* Problem details
Every entry must be duplicated precisely as written.

Dataset rows about figures
--- --- ---

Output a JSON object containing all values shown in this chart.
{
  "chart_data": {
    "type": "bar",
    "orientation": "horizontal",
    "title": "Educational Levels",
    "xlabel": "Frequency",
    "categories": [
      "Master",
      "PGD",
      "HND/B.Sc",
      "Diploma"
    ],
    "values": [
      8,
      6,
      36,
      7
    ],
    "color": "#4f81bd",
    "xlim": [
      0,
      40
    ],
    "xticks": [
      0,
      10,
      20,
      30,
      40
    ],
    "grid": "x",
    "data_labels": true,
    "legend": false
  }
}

--- --- ---

* Solved exercise
Output a JSON object containing all values shown in this chart.
{
  "chart_data": {
    "type": "bar",
    "orientation": "horizontal",
    "title": "Educational Levels",
    "xlabel": "Frequency",
    "categories": [
      "Master",
      "PGD",
      "HND/B.Sc",
      "Diploma"
    ],
    "values": [
      8,
      6,
      36,
      7
    ],
    "color": "#4f81bd",
    "xlim": [
      0,
      40
    ],
    "xticks": [
      0,
      10,
      20,
      30,
      40
    ],
    "grid": "x",
    "data_labels": true,
    "legend": false
  }
}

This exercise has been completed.